• **Instructions for the task**: Omit the images, then print each record below exactly as it reads.

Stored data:
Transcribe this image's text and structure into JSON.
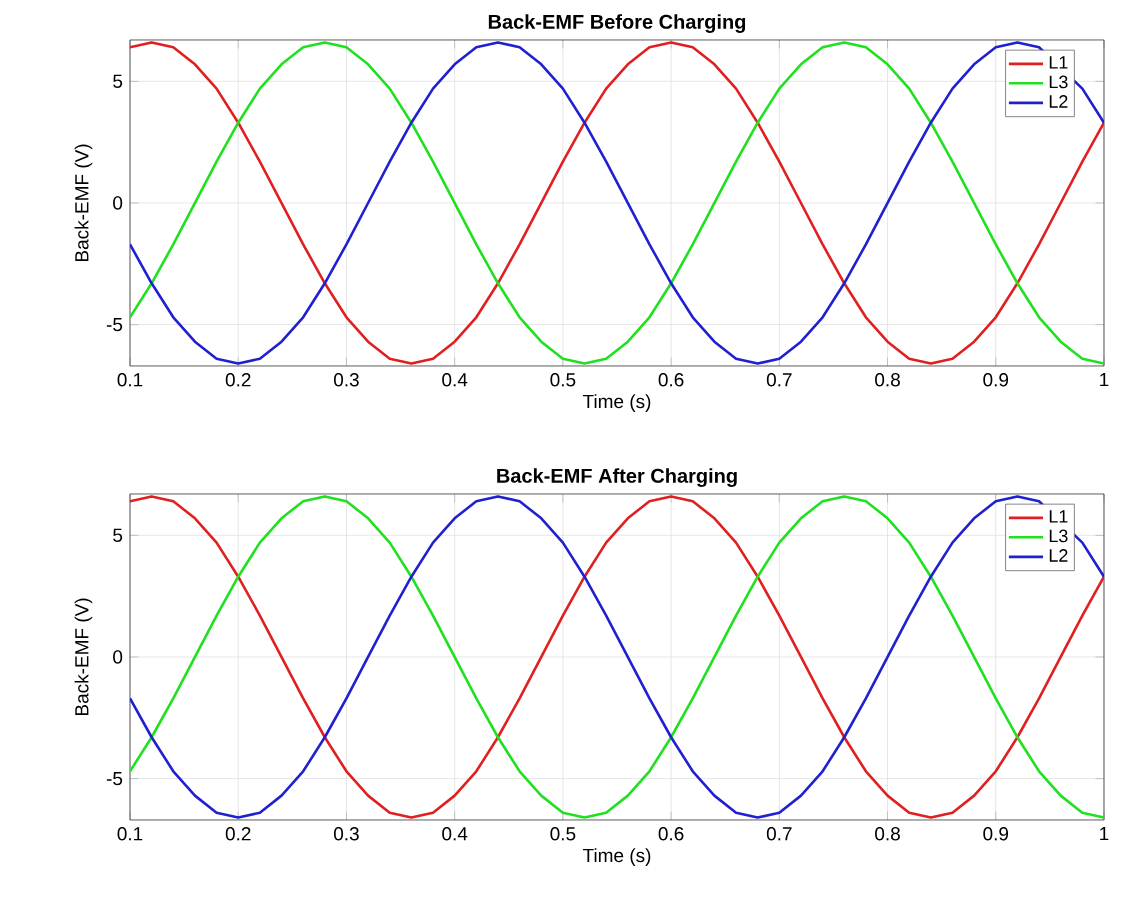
{
  "chart_data": [
    {
      "type": "line",
      "title": "Back-EMF Before Charging",
      "xlabel": "Time (s)",
      "ylabel": "Back-EMF (V)",
      "xlim": [
        0.1,
        1
      ],
      "ylim": [
        -6.7,
        6.7
      ],
      "xticks": [
        0.1,
        0.2,
        0.3,
        0.4,
        0.5,
        0.6,
        0.7,
        0.8,
        0.9,
        1
      ],
      "yticks": [
        -5,
        0,
        5
      ],
      "grid": true,
      "legend": "top right",
      "line_style": "solid",
      "marker": "none",
      "x": [
        0.1,
        0.12,
        0.14,
        0.16,
        0.18,
        0.2,
        0.22,
        0.24,
        0.26,
        0.28,
        0.3,
        0.32,
        0.34,
        0.36,
        0.38,
        0.4,
        0.42,
        0.44,
        0.46,
        0.48,
        0.5,
        0.52,
        0.54,
        0.56,
        0.58,
        0.6,
        0.62,
        0.64,
        0.66,
        0.68,
        0.7,
        0.72,
        0.74,
        0.76,
        0.78,
        0.8,
        0.82,
        0.84,
        0.86,
        0.88,
        0.9,
        0.92,
        0.94,
        0.96,
        0.98,
        1.0
      ],
      "series": [
        {
          "name": "L1",
          "color": "#e02020",
          "values": [
            6.4,
            6.6,
            6.4,
            5.7,
            4.7,
            3.3,
            1.7,
            0,
            -1.7,
            -3.3,
            -4.7,
            -5.7,
            -6.4,
            -6.6,
            -6.4,
            -5.7,
            -4.7,
            -3.3,
            -1.7,
            0,
            1.7,
            3.3,
            4.7,
            5.7,
            6.4,
            6.6,
            6.4,
            5.7,
            4.7,
            3.3,
            1.7,
            0,
            -1.7,
            -3.3,
            -4.7,
            -5.7,
            -6.4,
            -6.6,
            -6.4,
            -5.7,
            -4.7,
            -3.3,
            -1.7,
            0,
            1.7,
            3.3
          ]
        },
        {
          "name": "L3",
          "color": "#20e020",
          "values": [
            -4.7,
            -3.3,
            -1.7,
            0,
            1.7,
            3.3,
            4.7,
            5.7,
            6.4,
            6.6,
            6.4,
            5.7,
            4.7,
            3.3,
            1.7,
            0,
            -1.7,
            -3.3,
            -4.7,
            -5.7,
            -6.4,
            -6.6,
            -6.4,
            -5.7,
            -4.7,
            -3.3,
            -1.7,
            0,
            1.7,
            3.3,
            4.7,
            5.7,
            6.4,
            6.6,
            6.4,
            5.7,
            4.7,
            3.3,
            1.7,
            0,
            -1.7,
            -3.3,
            -4.7,
            -5.7,
            -6.4,
            -6.6
          ]
        },
        {
          "name": "L2",
          "color": "#2020d0",
          "values": [
            -1.7,
            -3.3,
            -4.7,
            -5.7,
            -6.4,
            -6.6,
            -6.4,
            -5.7,
            -4.7,
            -3.3,
            -1.7,
            0,
            1.7,
            3.3,
            4.7,
            5.7,
            6.4,
            6.6,
            6.4,
            5.7,
            4.7,
            3.3,
            1.7,
            0,
            -1.7,
            -3.3,
            -4.7,
            -5.7,
            -6.4,
            -6.6,
            -6.4,
            -5.7,
            -4.7,
            -3.3,
            -1.7,
            0,
            1.7,
            3.3,
            4.7,
            5.7,
            6.4,
            6.6,
            6.4,
            null,
            4.7,
            3.3
          ]
        }
      ]
    },
    {
      "type": "line",
      "title": "Back-EMF After Charging",
      "xlabel": "Time (s)",
      "ylabel": "Back-EMF (V)",
      "xlim": [
        0.1,
        1
      ],
      "ylim": [
        -6.7,
        6.7
      ],
      "xticks": [
        0.1,
        0.2,
        0.3,
        0.4,
        0.5,
        0.6,
        0.7,
        0.8,
        0.9,
        1
      ],
      "yticks": [
        -5,
        0,
        5
      ],
      "grid": true,
      "legend": "top right",
      "line_style": "solid",
      "marker": "none",
      "x": [
        0.1,
        0.12,
        0.14,
        0.16,
        0.18,
        0.2,
        0.22,
        0.24,
        0.26,
        0.28,
        0.3,
        0.32,
        0.34,
        0.36,
        0.38,
        0.4,
        0.42,
        0.44,
        0.46,
        0.48,
        0.5,
        0.52,
        0.54,
        0.56,
        0.58,
        0.6,
        0.62,
        0.64,
        0.66,
        0.68,
        0.7,
        0.72,
        0.74,
        0.76,
        0.78,
        0.8,
        0.82,
        0.84,
        0.86,
        0.88,
        0.9,
        0.92,
        0.94,
        0.96,
        0.98,
        1.0
      ],
      "series": [
        {
          "name": "L1",
          "color": "#e02020",
          "values": [
            6.4,
            6.6,
            6.4,
            5.7,
            4.7,
            3.3,
            1.7,
            0,
            -1.7,
            -3.3,
            -4.7,
            -5.7,
            -6.4,
            -6.6,
            -6.4,
            -5.7,
            -4.7,
            -3.3,
            -1.7,
            0,
            1.7,
            3.3,
            4.7,
            5.7,
            6.4,
            6.6,
            6.4,
            5.7,
            4.7,
            3.3,
            1.7,
            0,
            -1.7,
            -3.3,
            -4.7,
            -5.7,
            -6.4,
            -6.6,
            -6.4,
            -5.7,
            -4.7,
            -3.3,
            -1.7,
            0,
            1.7,
            3.3
          ]
        },
        {
          "name": "L3",
          "color": "#20e020",
          "values": [
            -4.7,
            -3.3,
            -1.7,
            0,
            1.7,
            3.3,
            4.7,
            5.7,
            6.4,
            6.6,
            6.4,
            5.7,
            4.7,
            3.3,
            1.7,
            0,
            -1.7,
            -3.3,
            -4.7,
            -5.7,
            -6.4,
            -6.6,
            -6.4,
            -5.7,
            -4.7,
            -3.3,
            -1.7,
            0,
            1.7,
            3.3,
            4.7,
            5.7,
            6.4,
            6.6,
            6.4,
            5.7,
            4.7,
            3.3,
            1.7,
            0,
            -1.7,
            -3.3,
            -4.7,
            -5.7,
            -6.4,
            -6.6
          ]
        },
        {
          "name": "L2",
          "color": "#2020d0",
          "values": [
            -1.7,
            -3.3,
            -4.7,
            -5.7,
            -6.4,
            -6.6,
            -6.4,
            -5.7,
            -4.7,
            -3.3,
            -1.7,
            0,
            1.7,
            3.3,
            4.7,
            5.7,
            6.4,
            6.6,
            6.4,
            5.7,
            4.7,
            3.3,
            1.7,
            0,
            -1.7,
            -3.3,
            -4.7,
            -5.7,
            -6.4,
            -6.6,
            -6.4,
            -5.7,
            -4.7,
            -3.3,
            -1.7,
            0,
            1.7,
            3.3,
            4.7,
            5.7,
            6.4,
            6.6,
            6.4,
            null,
            4.7,
            3.3
          ]
        }
      ]
    }
  ]
}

• **Task answer**:
Transcribe this image's text and structure into JSON.
{
  "chart_data": [
    {
      "type": "line",
      "title": "Back-EMF Before Charging",
      "xlabel": "Time (s)",
      "ylabel": "Back-EMF (V)",
      "xlim": [
        0.1,
        1
      ],
      "ylim": [
        -6.7,
        6.7
      ],
      "xticks": [
        0.1,
        0.2,
        0.3,
        0.4,
        0.5,
        0.6,
        0.7,
        0.8,
        0.9,
        1
      ],
      "yticks": [
        -5,
        0,
        5
      ],
      "grid": true,
      "legend": "top right",
      "line_style": "solid",
      "marker": "none",
      "x": [
        0.1,
        0.12,
        0.14,
        0.16,
        0.18,
        0.2,
        0.22,
        0.24,
        0.26,
        0.28,
        0.3,
        0.32,
        0.34,
        0.36,
        0.38,
        0.4,
        0.42,
        0.44,
        0.46,
        0.48,
        0.5,
        0.52,
        0.54,
        0.56,
        0.58,
        0.6,
        0.62,
        0.64,
        0.66,
        0.68,
        0.7,
        0.72,
        0.74,
        0.76,
        0.78,
        0.8,
        0.82,
        0.84,
        0.86,
        0.88,
        0.9,
        0.92,
        0.94,
        0.96,
        0.98,
        1.0
      ],
      "series": [
        {
          "name": "L1",
          "color": "#e02020",
          "values": [
            6.4,
            6.6,
            6.4,
            5.7,
            4.7,
            3.3,
            1.7,
            0,
            -1.7,
            -3.3,
            -4.7,
            -5.7,
            -6.4,
            -6.6,
            -6.4,
            -5.7,
            -4.7,
            -3.3,
            -1.7,
            0,
            1.7,
            3.3,
            4.7,
            5.7,
            6.4,
            6.6,
            6.4,
            5.7,
            4.7,
            3.3,
            1.7,
            0,
            -1.7,
            -3.3,
            -4.7,
            -5.7,
            -6.4,
            -6.6,
            -6.4,
            -5.7,
            -4.7,
            -3.3,
            -1.7,
            0,
            1.7,
            3.3
          ]
        },
        {
          "name": "L3",
          "color": "#20e020",
          "values": [
            -4.7,
            -3.3,
            -1.7,
            0,
            1.7,
            3.3,
            4.7,
            5.7,
            6.4,
            6.6,
            6.4,
            5.7,
            4.7,
            3.3,
            1.7,
            0,
            -1.7,
            -3.3,
            -4.7,
            -5.7,
            -6.4,
            -6.6,
            -6.4,
            -5.7,
            -4.7,
            -3.3,
            -1.7,
            0,
            1.7,
            3.3,
            4.7,
            5.7,
            6.4,
            6.6,
            6.4,
            5.7,
            4.7,
            3.3,
            1.7,
            0,
            -1.7,
            -3.3,
            -4.7,
            -5.7,
            -6.4,
            -6.6
          ]
        },
        {
          "name": "L2",
          "color": "#2020d0",
          "values": [
            -1.7,
            -3.3,
            -4.7,
            -5.7,
            -6.4,
            -6.6,
            -6.4,
            -5.7,
            -4.7,
            -3.3,
            -1.7,
            0,
            1.7,
            3.3,
            4.7,
            5.7,
            6.4,
            6.6,
            6.4,
            5.7,
            4.7,
            3.3,
            1.7,
            0,
            -1.7,
            -3.3,
            -4.7,
            -5.7,
            -6.4,
            -6.6,
            -6.4,
            -5.7,
            -4.7,
            -3.3,
            -1.7,
            0,
            1.7,
            3.3,
            4.7,
            5.7,
            6.4,
            6.6,
            6.4,
            null,
            4.7,
            3.3
          ]
        }
      ]
    },
    {
      "type": "line",
      "title": "Back-EMF After Charging",
      "xlabel": "Time (s)",
      "ylabel": "Back-EMF (V)",
      "xlim": [
        0.1,
        1
      ],
      "ylim": [
        -6.7,
        6.7
      ],
      "xticks": [
        0.1,
        0.2,
        0.3,
        0.4,
        0.5,
        0.6,
        0.7,
        0.8,
        0.9,
        1
      ],
      "yticks": [
        -5,
        0,
        5
      ],
      "grid": true,
      "legend": "top right",
      "line_style": "solid",
      "marker": "none",
      "x": [
        0.1,
        0.12,
        0.14,
        0.16,
        0.18,
        0.2,
        0.22,
        0.24,
        0.26,
        0.28,
        0.3,
        0.32,
        0.34,
        0.36,
        0.38,
        0.4,
        0.42,
        0.44,
        0.46,
        0.48,
        0.5,
        0.52,
        0.54,
        0.56,
        0.58,
        0.6,
        0.62,
        0.64,
        0.66,
        0.68,
        0.7,
        0.72,
        0.74,
        0.76,
        0.78,
        0.8,
        0.82,
        0.84,
        0.86,
        0.88,
        0.9,
        0.92,
        0.94,
        0.96,
        0.98,
        1.0
      ],
      "series": [
        {
          "name": "L1",
          "color": "#e02020",
          "values": [
            6.4,
            6.6,
            6.4,
            5.7,
            4.7,
            3.3,
            1.7,
            0,
            -1.7,
            -3.3,
            -4.7,
            -5.7,
            -6.4,
            -6.6,
            -6.4,
            -5.7,
            -4.7,
            -3.3,
            -1.7,
            0,
            1.7,
            3.3,
            4.7,
            5.7,
            6.4,
            6.6,
            6.4,
            5.7,
            4.7,
            3.3,
            1.7,
            0,
            -1.7,
            -3.3,
            -4.7,
            -5.7,
            -6.4,
            -6.6,
            -6.4,
            -5.7,
            -4.7,
            -3.3,
            -1.7,
            0,
            1.7,
            3.3
          ]
        },
        {
          "name": "L3",
          "color": "#20e020",
          "values": [
            -4.7,
            -3.3,
            -1.7,
            0,
            1.7,
            3.3,
            4.7,
            5.7,
            6.4,
            6.6,
            6.4,
            5.7,
            4.7,
            3.3,
            1.7,
            0,
            -1.7,
            -3.3,
            -4.7,
            -5.7,
            -6.4,
            -6.6,
            -6.4,
            -5.7,
            -4.7,
            -3.3,
            -1.7,
            0,
            1.7,
            3.3,
            4.7,
            5.7,
            6.4,
            6.6,
            6.4,
            5.7,
            4.7,
            3.3,
            1.7,
            0,
            -1.7,
            -3.3,
            -4.7,
            -5.7,
            -6.4,
            -6.6
          ]
        },
        {
          "name": "L2",
          "color": "#2020d0",
          "values": [
            -1.7,
            -3.3,
            -4.7,
            -5.7,
            -6.4,
            -6.6,
            -6.4,
            -5.7,
            -4.7,
            -3.3,
            -1.7,
            0,
            1.7,
            3.3,
            4.7,
            5.7,
            6.4,
            6.6,
            6.4,
            5.7,
            4.7,
            3.3,
            1.7,
            0,
            -1.7,
            -3.3,
            -4.7,
            -5.7,
            -6.4,
            -6.6,
            -6.4,
            -5.7,
            -4.7,
            -3.3,
            -1.7,
            0,
            1.7,
            3.3,
            4.7,
            5.7,
            6.4,
            6.6,
            6.4,
            null,
            4.7,
            3.3
          ]
        }
      ]
    }
  ]
}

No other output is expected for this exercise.